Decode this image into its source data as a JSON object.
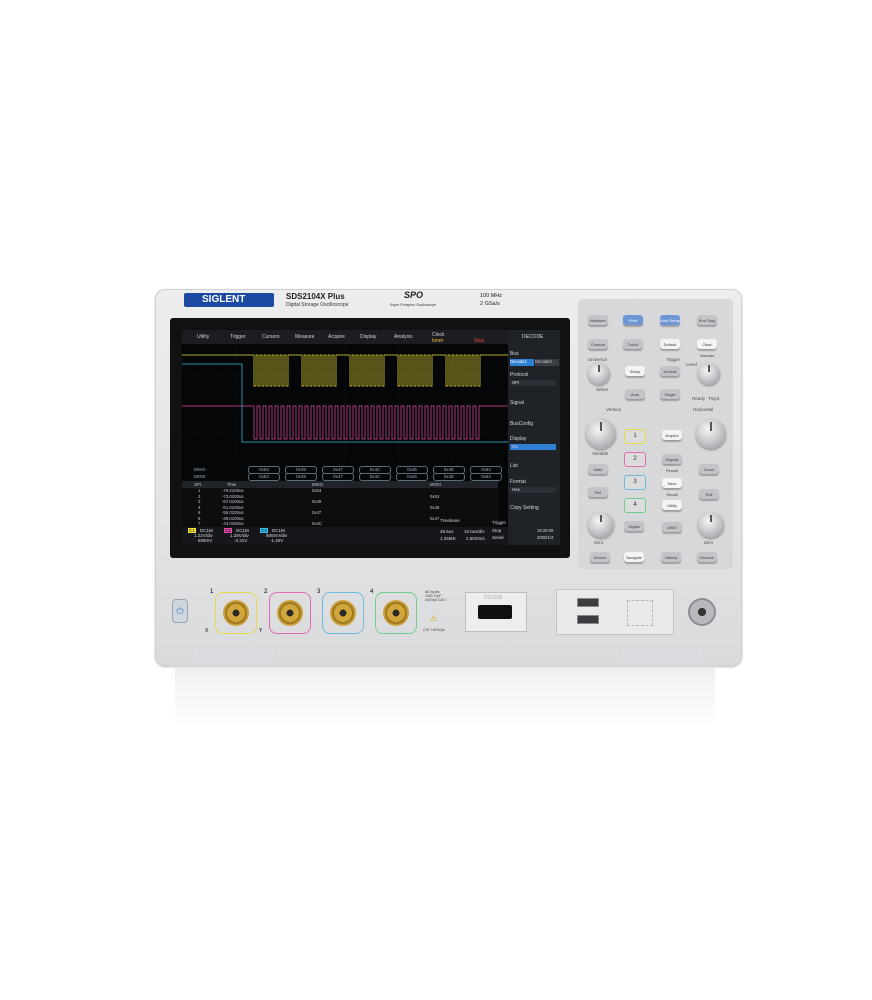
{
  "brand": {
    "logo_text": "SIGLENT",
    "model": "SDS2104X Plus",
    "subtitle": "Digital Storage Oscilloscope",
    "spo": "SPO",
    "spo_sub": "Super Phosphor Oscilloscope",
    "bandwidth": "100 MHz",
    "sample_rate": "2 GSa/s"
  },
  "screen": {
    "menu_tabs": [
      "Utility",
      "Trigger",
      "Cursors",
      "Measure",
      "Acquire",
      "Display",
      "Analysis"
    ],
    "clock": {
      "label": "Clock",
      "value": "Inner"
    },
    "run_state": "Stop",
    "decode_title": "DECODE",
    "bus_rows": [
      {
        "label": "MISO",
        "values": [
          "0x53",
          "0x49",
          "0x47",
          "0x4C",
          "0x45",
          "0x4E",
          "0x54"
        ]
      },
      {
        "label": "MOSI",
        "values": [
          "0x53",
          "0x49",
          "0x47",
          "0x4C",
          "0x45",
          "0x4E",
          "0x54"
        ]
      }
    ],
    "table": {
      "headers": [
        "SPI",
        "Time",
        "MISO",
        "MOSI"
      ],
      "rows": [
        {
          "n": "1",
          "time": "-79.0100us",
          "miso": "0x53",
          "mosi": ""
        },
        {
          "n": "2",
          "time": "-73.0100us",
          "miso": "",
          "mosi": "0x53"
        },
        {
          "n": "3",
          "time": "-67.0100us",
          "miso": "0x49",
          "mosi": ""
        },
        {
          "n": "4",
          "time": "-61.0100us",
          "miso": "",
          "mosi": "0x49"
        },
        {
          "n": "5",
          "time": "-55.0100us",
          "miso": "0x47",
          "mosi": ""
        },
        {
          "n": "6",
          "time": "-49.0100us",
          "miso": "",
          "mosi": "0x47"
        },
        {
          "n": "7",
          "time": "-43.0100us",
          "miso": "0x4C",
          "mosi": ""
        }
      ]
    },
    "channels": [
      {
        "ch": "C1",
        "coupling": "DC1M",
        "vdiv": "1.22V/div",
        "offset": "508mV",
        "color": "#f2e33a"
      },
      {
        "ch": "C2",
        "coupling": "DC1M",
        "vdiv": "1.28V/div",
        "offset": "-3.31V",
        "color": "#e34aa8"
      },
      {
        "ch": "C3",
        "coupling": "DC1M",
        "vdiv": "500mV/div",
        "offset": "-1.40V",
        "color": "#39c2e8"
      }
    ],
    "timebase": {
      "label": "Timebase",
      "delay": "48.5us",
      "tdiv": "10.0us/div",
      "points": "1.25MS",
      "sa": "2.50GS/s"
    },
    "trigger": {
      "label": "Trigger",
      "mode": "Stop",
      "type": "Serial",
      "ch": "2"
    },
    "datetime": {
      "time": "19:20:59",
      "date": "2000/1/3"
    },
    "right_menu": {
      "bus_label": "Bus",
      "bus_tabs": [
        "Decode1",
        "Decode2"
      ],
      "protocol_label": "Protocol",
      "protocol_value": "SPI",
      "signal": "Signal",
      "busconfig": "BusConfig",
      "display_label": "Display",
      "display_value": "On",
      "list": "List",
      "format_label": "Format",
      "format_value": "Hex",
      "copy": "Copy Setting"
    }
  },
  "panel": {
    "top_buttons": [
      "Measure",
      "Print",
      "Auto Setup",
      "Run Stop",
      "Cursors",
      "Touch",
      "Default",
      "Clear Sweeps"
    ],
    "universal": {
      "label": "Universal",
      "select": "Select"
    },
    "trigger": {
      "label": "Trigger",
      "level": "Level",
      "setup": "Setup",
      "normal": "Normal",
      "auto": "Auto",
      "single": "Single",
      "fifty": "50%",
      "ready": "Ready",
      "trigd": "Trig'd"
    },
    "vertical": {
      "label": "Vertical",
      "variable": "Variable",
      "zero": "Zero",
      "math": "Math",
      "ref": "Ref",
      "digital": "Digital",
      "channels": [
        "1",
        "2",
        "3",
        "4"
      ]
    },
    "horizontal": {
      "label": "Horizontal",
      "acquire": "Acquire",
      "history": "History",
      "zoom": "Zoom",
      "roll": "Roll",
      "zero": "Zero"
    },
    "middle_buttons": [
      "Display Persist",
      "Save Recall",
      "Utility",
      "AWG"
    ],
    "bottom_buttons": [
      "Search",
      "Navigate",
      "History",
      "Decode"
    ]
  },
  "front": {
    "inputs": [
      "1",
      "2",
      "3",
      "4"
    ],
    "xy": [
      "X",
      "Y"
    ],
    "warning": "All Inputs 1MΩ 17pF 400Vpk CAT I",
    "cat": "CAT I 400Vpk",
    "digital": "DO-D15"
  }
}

- - - - - - -

_Work to do_:
Copy the records word for word, leaving no picture in the copy.

_Worked answer_:
Decode this image into its source data as a JSON object.
{
  "brand": {
    "logo_text": "SIGLENT",
    "model": "SDS2104X Plus",
    "subtitle": "Digital Storage Oscilloscope",
    "spo": "SPO",
    "spo_sub": "Super Phosphor Oscilloscope",
    "bandwidth": "100 MHz",
    "sample_rate": "2 GSa/s"
  },
  "screen": {
    "menu_tabs": [
      "Utility",
      "Trigger",
      "Cursors",
      "Measure",
      "Acquire",
      "Display",
      "Analysis"
    ],
    "clock": {
      "label": "Clock",
      "value": "Inner"
    },
    "run_state": "Stop",
    "decode_title": "DECODE",
    "bus_rows": [
      {
        "label": "MISO",
        "values": [
          "0x53",
          "0x49",
          "0x47",
          "0x4C",
          "0x45",
          "0x4E",
          "0x54"
        ]
      },
      {
        "label": "MOSI",
        "values": [
          "0x53",
          "0x49",
          "0x47",
          "0x4C",
          "0x45",
          "0x4E",
          "0x54"
        ]
      }
    ],
    "table": {
      "headers": [
        "SPI",
        "Time",
        "MISO",
        "MOSI"
      ],
      "rows": [
        {
          "n": "1",
          "time": "-79.0100us",
          "miso": "0x53",
          "mosi": ""
        },
        {
          "n": "2",
          "time": "-73.0100us",
          "miso": "",
          "mosi": "0x53"
        },
        {
          "n": "3",
          "time": "-67.0100us",
          "miso": "0x49",
          "mosi": ""
        },
        {
          "n": "4",
          "time": "-61.0100us",
          "miso": "",
          "mosi": "0x49"
        },
        {
          "n": "5",
          "time": "-55.0100us",
          "miso": "0x47",
          "mosi": ""
        },
        {
          "n": "6",
          "time": "-49.0100us",
          "miso": "",
          "mosi": "0x47"
        },
        {
          "n": "7",
          "time": "-43.0100us",
          "miso": "0x4C",
          "mosi": ""
        }
      ]
    },
    "channels": [
      {
        "ch": "C1",
        "coupling": "DC1M",
        "vdiv": "1.22V/div",
        "offset": "508mV",
        "color": "#f2e33a"
      },
      {
        "ch": "C2",
        "coupling": "DC1M",
        "vdiv": "1.28V/div",
        "offset": "-3.31V",
        "color": "#e34aa8"
      },
      {
        "ch": "C3",
        "coupling": "DC1M",
        "vdiv": "500mV/div",
        "offset": "-1.40V",
        "color": "#39c2e8"
      }
    ],
    "timebase": {
      "label": "Timebase",
      "delay": "48.5us",
      "tdiv": "10.0us/div",
      "points": "1.25MS",
      "sa": "2.50GS/s"
    },
    "trigger": {
      "label": "Trigger",
      "mode": "Stop",
      "type": "Serial",
      "ch": "2"
    },
    "datetime": {
      "time": "19:20:59",
      "date": "2000/1/3"
    },
    "right_menu": {
      "bus_label": "Bus",
      "bus_tabs": [
        "Decode1",
        "Decode2"
      ],
      "protocol_label": "Protocol",
      "protocol_value": "SPI",
      "signal": "Signal",
      "busconfig": "BusConfig",
      "display_label": "Display",
      "display_value": "On",
      "list": "List",
      "format_label": "Format",
      "format_value": "Hex",
      "copy": "Copy Setting"
    }
  },
  "panel": {
    "top_buttons": [
      "Measure",
      "Print",
      "Auto Setup",
      "Run Stop",
      "Cursors",
      "Touch",
      "Default",
      "Clear Sweeps"
    ],
    "universal": {
      "label": "Universal",
      "select": "Select"
    },
    "trigger": {
      "label": "Trigger",
      "level": "Level",
      "setup": "Setup",
      "normal": "Normal",
      "auto": "Auto",
      "single": "Single",
      "fifty": "50%",
      "ready": "Ready",
      "trigd": "Trig'd"
    },
    "vertical": {
      "label": "Vertical",
      "variable": "Variable",
      "zero": "Zero",
      "math": "Math",
      "ref": "Ref",
      "digital": "Digital",
      "channels": [
        "1",
        "2",
        "3",
        "4"
      ]
    },
    "horizontal": {
      "label": "Horizontal",
      "acquire": "Acquire",
      "history": "History",
      "zoom": "Zoom",
      "roll": "Roll",
      "zero": "Zero"
    },
    "middle_buttons": [
      "Display Persist",
      "Save Recall",
      "Utility",
      "AWG"
    ],
    "bottom_buttons": [
      "Search",
      "Navigate",
      "History",
      "Decode"
    ]
  },
  "front": {
    "inputs": [
      "1",
      "2",
      "3",
      "4"
    ],
    "xy": [
      "X",
      "Y"
    ],
    "warning": "All Inputs 1MΩ 17pF 400Vpk CAT I",
    "cat": "CAT I 400Vpk",
    "digital": "DO-D15"
  }
}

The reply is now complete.